_WRITTEN PROBLEM_
Pick out every line in the data below that holds "knappen".

_MATERIAL SHOWN_
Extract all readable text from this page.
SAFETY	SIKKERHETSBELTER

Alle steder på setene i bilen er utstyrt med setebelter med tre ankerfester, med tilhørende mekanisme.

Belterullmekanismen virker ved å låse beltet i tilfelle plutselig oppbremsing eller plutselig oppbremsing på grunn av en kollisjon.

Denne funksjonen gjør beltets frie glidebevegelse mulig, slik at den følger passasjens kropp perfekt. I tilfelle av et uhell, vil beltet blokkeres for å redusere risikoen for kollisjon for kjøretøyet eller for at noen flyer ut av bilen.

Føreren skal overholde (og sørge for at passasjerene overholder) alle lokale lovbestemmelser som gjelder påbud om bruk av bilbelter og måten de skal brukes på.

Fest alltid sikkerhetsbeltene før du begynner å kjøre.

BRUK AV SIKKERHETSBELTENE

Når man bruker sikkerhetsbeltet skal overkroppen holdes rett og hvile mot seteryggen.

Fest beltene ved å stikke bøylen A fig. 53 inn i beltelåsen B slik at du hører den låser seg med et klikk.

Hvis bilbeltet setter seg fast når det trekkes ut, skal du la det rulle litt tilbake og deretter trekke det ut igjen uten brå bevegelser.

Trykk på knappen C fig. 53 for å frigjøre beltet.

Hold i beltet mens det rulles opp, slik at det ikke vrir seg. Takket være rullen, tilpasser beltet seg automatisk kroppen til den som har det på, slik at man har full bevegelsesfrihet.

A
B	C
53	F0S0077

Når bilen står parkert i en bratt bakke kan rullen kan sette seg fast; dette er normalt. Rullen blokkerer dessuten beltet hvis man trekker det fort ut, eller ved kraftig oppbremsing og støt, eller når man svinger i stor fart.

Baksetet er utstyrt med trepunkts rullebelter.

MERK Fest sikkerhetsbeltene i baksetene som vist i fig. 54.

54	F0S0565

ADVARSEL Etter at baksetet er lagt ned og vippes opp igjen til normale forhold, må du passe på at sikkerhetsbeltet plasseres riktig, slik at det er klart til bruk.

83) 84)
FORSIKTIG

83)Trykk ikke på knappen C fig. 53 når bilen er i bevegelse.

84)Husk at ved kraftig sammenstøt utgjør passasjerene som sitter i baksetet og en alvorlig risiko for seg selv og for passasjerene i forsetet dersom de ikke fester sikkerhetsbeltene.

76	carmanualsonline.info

_ANSWER TO THE TASK_
Trykk på knappen C fig. 53 for å frigjøre beltet.
83)Trykk ikke på knappen C fig. 53 når bilen er i bevegelse.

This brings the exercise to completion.